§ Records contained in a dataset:
<<<<

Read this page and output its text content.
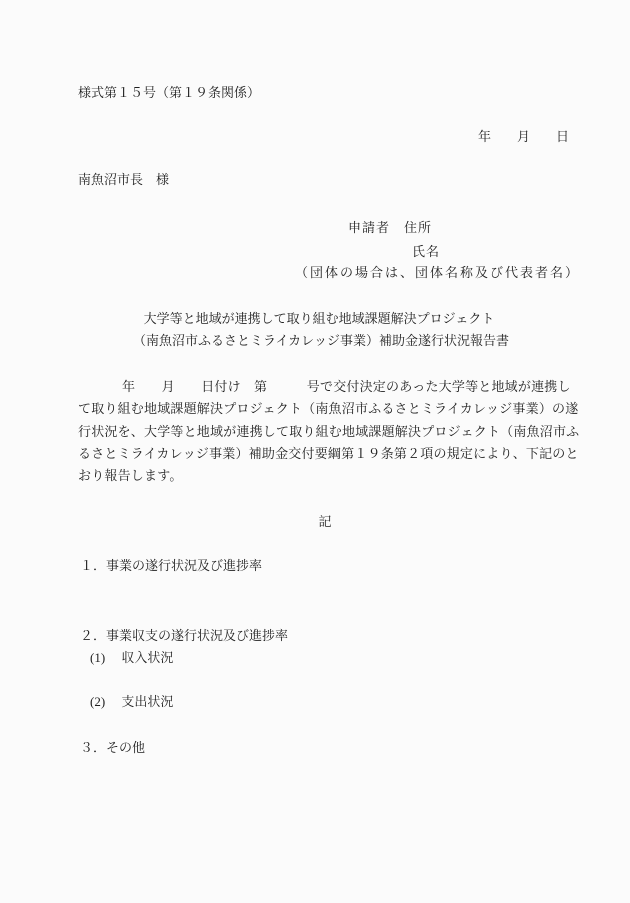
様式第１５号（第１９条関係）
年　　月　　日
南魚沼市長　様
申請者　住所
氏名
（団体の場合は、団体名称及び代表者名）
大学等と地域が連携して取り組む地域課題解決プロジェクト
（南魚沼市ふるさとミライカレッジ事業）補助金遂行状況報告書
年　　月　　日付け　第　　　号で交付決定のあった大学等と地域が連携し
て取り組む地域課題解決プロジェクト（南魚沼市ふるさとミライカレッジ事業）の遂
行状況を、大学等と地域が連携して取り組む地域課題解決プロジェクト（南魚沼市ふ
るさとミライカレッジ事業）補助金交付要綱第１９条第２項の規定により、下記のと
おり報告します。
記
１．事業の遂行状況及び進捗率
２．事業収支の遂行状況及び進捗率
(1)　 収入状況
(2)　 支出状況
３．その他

>>>>

§ Problem requirements: Without the pictures, restate each entry exactly.

§ Final result:
Read this page and output its text content.
様式第１５号（第１９条関係）
年　　月　　日
南魚沼市長　様
申請者　住所
氏名
（団体の場合は、団体名称及び代表者名）
大学等と地域が連携して取り組む地域課題解決プロジェクト
（南魚沼市ふるさとミライカレッジ事業）補助金遂行状況報告書
年　　月　　日付け　第　　　号で交付決定のあった大学等と地域が連携し
て取り組む地域課題解決プロジェクト（南魚沼市ふるさとミライカレッジ事業）の遂
行状況を、大学等と地域が連携して取り組む地域課題解決プロジェクト（南魚沼市ふ
るさとミライカレッジ事業）補助金交付要綱第１９条第２項の規定により、下記のと
おり報告します。
記
１．事業の遂行状況及び進捗率
２．事業収支の遂行状況及び進捗率
(1)　 収入状況
(2)　 支出状況
３．その他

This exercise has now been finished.